DATASET ENTRIES:
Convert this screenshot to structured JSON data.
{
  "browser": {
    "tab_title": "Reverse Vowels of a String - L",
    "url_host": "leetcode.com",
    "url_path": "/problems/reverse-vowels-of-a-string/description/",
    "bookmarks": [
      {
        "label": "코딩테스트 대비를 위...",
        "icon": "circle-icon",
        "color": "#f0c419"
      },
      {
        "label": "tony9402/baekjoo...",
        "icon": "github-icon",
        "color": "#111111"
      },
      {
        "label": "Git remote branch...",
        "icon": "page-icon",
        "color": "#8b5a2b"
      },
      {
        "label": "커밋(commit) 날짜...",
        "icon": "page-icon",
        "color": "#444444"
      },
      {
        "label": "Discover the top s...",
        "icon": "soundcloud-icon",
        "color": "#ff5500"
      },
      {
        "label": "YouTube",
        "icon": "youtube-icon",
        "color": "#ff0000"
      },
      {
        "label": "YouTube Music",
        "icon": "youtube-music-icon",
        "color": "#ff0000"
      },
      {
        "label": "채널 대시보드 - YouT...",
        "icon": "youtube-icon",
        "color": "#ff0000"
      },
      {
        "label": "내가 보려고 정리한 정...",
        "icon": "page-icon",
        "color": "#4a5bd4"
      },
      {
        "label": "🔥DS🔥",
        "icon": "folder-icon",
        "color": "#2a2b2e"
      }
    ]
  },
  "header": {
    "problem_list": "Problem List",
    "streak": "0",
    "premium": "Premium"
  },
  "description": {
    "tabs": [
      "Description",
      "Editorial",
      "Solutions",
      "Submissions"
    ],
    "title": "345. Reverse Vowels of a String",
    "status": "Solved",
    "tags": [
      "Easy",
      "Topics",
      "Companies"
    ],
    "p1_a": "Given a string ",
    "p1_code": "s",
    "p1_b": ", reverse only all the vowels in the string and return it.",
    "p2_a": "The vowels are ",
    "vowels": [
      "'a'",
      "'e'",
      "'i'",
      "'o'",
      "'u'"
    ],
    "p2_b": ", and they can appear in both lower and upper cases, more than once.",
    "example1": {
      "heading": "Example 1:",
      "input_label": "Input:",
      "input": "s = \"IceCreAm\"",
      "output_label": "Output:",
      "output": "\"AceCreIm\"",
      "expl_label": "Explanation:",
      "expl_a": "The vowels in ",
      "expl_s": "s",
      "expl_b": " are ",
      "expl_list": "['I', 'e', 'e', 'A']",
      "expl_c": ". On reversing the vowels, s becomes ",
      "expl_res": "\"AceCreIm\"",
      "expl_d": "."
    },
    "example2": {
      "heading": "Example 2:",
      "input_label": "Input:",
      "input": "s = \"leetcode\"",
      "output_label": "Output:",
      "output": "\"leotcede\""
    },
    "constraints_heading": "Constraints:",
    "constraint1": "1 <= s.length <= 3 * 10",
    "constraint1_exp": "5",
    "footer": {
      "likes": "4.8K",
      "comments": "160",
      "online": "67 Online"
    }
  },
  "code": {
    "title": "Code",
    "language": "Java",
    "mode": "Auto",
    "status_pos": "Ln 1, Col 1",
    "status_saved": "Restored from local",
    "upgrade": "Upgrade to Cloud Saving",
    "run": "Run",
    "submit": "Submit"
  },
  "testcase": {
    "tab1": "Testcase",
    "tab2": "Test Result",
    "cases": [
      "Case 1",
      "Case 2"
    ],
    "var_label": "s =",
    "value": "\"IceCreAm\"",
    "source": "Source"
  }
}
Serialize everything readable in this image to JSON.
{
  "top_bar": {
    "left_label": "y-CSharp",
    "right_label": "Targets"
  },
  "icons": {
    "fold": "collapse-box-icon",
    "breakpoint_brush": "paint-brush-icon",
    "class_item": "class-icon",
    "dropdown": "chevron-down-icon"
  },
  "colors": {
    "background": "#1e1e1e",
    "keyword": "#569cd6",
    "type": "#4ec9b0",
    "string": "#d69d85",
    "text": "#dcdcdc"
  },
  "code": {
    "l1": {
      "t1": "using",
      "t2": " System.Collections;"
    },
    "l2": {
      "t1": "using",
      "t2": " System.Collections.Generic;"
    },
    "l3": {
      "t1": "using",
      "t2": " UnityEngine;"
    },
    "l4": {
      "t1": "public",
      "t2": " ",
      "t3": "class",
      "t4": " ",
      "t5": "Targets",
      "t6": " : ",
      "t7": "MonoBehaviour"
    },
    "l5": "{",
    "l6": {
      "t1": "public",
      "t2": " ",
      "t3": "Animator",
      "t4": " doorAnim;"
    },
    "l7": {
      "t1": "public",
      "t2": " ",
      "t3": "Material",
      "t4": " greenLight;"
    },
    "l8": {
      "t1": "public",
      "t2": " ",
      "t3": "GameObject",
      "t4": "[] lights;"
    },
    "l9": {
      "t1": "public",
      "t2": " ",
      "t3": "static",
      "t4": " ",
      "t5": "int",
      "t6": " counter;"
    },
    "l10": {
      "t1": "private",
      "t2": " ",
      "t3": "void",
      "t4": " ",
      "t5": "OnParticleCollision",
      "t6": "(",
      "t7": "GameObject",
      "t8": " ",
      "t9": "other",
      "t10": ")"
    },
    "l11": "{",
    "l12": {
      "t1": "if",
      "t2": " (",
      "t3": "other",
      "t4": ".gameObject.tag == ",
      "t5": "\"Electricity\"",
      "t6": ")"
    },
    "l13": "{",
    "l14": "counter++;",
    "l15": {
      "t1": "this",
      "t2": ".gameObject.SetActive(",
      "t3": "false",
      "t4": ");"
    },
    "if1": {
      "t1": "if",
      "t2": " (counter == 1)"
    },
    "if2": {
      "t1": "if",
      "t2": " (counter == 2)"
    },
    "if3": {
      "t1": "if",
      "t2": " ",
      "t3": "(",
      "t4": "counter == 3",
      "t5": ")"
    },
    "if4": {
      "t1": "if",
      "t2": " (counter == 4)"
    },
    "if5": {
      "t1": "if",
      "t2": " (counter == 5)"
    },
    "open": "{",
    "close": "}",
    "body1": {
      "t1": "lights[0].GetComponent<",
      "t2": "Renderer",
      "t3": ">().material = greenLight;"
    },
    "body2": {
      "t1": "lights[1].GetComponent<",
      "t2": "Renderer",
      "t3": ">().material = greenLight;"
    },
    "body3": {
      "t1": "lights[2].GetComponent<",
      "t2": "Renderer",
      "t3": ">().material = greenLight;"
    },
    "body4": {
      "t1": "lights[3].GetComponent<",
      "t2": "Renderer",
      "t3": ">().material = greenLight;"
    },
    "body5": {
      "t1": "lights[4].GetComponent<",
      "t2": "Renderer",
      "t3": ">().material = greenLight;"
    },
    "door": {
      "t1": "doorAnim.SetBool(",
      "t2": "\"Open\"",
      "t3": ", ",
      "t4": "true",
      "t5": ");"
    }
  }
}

PROBLEM TO SOLVE: Reproduce all of the data exactly as given.

TASK RESPONSE:
Convert this screenshot to structured JSON data.
{
  "browser": {
    "tab_title": "Reverse Vowels of a String - L",
    "url_host": "leetcode.com",
    "url_path": "/problems/reverse-vowels-of-a-string/description/",
    "bookmarks": [
      {
        "label": "코딩테스트 대비를 위...",
        "icon": "circle-icon",
        "color": "#f0c419"
      },
      {
        "label": "tony9402/baekjoo...",
        "icon": "github-icon",
        "color": "#111111"
      },
      {
        "label": "Git remote branch...",
        "icon": "page-icon",
        "color": "#8b5a2b"
      },
      {
        "label": "커밋(commit) 날짜...",
        "icon": "page-icon",
        "color": "#444444"
      },
      {
        "label": "Discover the top s...",
        "icon": "soundcloud-icon",
        "color": "#ff5500"
      },
      {
        "label": "YouTube",
        "icon": "youtube-icon",
        "color": "#ff0000"
      },
      {
        "label": "YouTube Music",
        "icon": "youtube-music-icon",
        "color": "#ff0000"
      },
      {
        "label": "채널 대시보드 - YouT...",
        "icon": "youtube-icon",
        "color": "#ff0000"
      },
      {
        "label": "내가 보려고 정리한 정...",
        "icon": "page-icon",
        "color": "#4a5bd4"
      },
      {
        "label": "🔥DS🔥",
        "icon": "folder-icon",
        "color": "#2a2b2e"
      }
    ]
  },
  "header": {
    "problem_list": "Problem List",
    "streak": "0",
    "premium": "Premium"
  },
  "description": {
    "tabs": [
      "Description",
      "Editorial",
      "Solutions",
      "Submissions"
    ],
    "title": "345. Reverse Vowels of a String",
    "status": "Solved",
    "tags": [
      "Easy",
      "Topics",
      "Companies"
    ],
    "p1_a": "Given a string ",
    "p1_code": "s",
    "p1_b": ", reverse only all the vowels in the string and return it.",
    "p2_a": "The vowels are ",
    "vowels": [
      "'a'",
      "'e'",
      "'i'",
      "'o'",
      "'u'"
    ],
    "p2_b": ", and they can appear in both lower and upper cases, more than once.",
    "example1": {
      "heading": "Example 1:",
      "input_label": "Input:",
      "input": "s = \"IceCreAm\"",
      "output_label": "Output:",
      "output": "\"AceCreIm\"",
      "expl_label": "Explanation:",
      "expl_a": "The vowels in ",
      "expl_s": "s",
      "expl_b": " are ",
      "expl_list": "['I', 'e', 'e', 'A']",
      "expl_c": ". On reversing the vowels, s becomes ",
      "expl_res": "\"AceCreIm\"",
      "expl_d": "."
    },
    "example2": {
      "heading": "Example 2:",
      "input_label": "Input:",
      "input": "s = \"leetcode\"",
      "output_label": "Output:",
      "output": "\"leotcede\""
    },
    "constraints_heading": "Constraints:",
    "constraint1": "1 <= s.length <= 3 * 10",
    "constraint1_exp": "5",
    "footer": {
      "likes": "4.8K",
      "comments": "160",
      "online": "67 Online"
    }
  },
  "code": {
    "title": "Code",
    "language": "Java",
    "mode": "Auto",
    "status_pos": "Ln 1, Col 1",
    "status_saved": "Restored from local",
    "upgrade": "Upgrade to Cloud Saving",
    "run": "Run",
    "submit": "Submit"
  },
  "testcase": {
    "tab1": "Testcase",
    "tab2": "Test Result",
    "cases": [
      "Case 1",
      "Case 2"
    ],
    "var_label": "s =",
    "value": "\"IceCreAm\"",
    "source": "Source"
  }
}
Serialize everything readable in this image to JSON.
{
  "top_bar": {
    "left_label": "y-CSharp",
    "right_label": "Targets"
  },
  "icons": {
    "fold": "collapse-box-icon",
    "breakpoint_brush": "paint-brush-icon",
    "class_item": "class-icon",
    "dropdown": "chevron-down-icon"
  },
  "colors": {
    "background": "#1e1e1e",
    "keyword": "#569cd6",
    "type": "#4ec9b0",
    "string": "#d69d85",
    "text": "#dcdcdc"
  },
  "code": {
    "l1": {
      "t1": "using",
      "t2": " System.Collections;"
    },
    "l2": {
      "t1": "using",
      "t2": " System.Collections.Generic;"
    },
    "l3": {
      "t1": "using",
      "t2": " UnityEngine;"
    },
    "l4": {
      "t1": "public",
      "t2": " ",
      "t3": "class",
      "t4": " ",
      "t5": "Targets",
      "t6": " : ",
      "t7": "MonoBehaviour"
    },
    "l5": "{",
    "l6": {
      "t1": "public",
      "t2": " ",
      "t3": "Animator",
      "t4": " doorAnim;"
    },
    "l7": {
      "t1": "public",
      "t2": " ",
      "t3": "Material",
      "t4": " greenLight;"
    },
    "l8": {
      "t1": "public",
      "t2": " ",
      "t3": "GameObject",
      "t4": "[] lights;"
    },
    "l9": {
      "t1": "public",
      "t2": " ",
      "t3": "static",
      "t4": " ",
      "t5": "int",
      "t6": " counter;"
    },
    "l10": {
      "t1": "private",
      "t2": " ",
      "t3": "void",
      "t4": " ",
      "t5": "OnParticleCollision",
      "t6": "(",
      "t7": "GameObject",
      "t8": " ",
      "t9": "other",
      "t10": ")"
    },
    "l11": "{",
    "l12": {
      "t1": "if",
      "t2": " (",
      "t3": "other",
      "t4": ".gameObject.tag == ",
      "t5": "\"Electricity\"",
      "t6": ")"
    },
    "l13": "{",
    "l14": "counter++;",
    "l15": {
      "t1": "this",
      "t2": ".gameObject.SetActive(",
      "t3": "false",
      "t4": ");"
    },
    "if1": {
      "t1": "if",
      "t2": " (counter == 1)"
    },
    "if2": {
      "t1": "if",
      "t2": " (counter == 2)"
    },
    "if3": {
      "t1": "if",
      "t2": " ",
      "t3": "(",
      "t4": "counter == 3",
      "t5": ")"
    },
    "if4": {
      "t1": "if",
      "t2": " (counter == 4)"
    },
    "if5": {
      "t1": "if",
      "t2": " (counter == 5)"
    },
    "open": "{",
    "close": "}",
    "body1": {
      "t1": "lights[0].GetComponent<",
      "t2": "Renderer",
      "t3": ">().material = greenLight;"
    },
    "body2": {
      "t1": "lights[1].GetComponent<",
      "t2": "Renderer",
      "t3": ">().material = greenLight;"
    },
    "body3": {
      "t1": "lights[2].GetComponent<",
      "t2": "Renderer",
      "t3": ">().material = greenLight;"
    },
    "body4": {
      "t1": "lights[3].GetComponent<",
      "t2": "Renderer",
      "t3": ">().material = greenLight;"
    },
    "body5": {
      "t1": "lights[4].GetComponent<",
      "t2": "Renderer",
      "t3": ">().material = greenLight;"
    },
    "door": {
      "t1": "doorAnim.SetBool(",
      "t2": "\"Open\"",
      "t3": ", ",
      "t4": "true",
      "t5": ");"
    }
  }
}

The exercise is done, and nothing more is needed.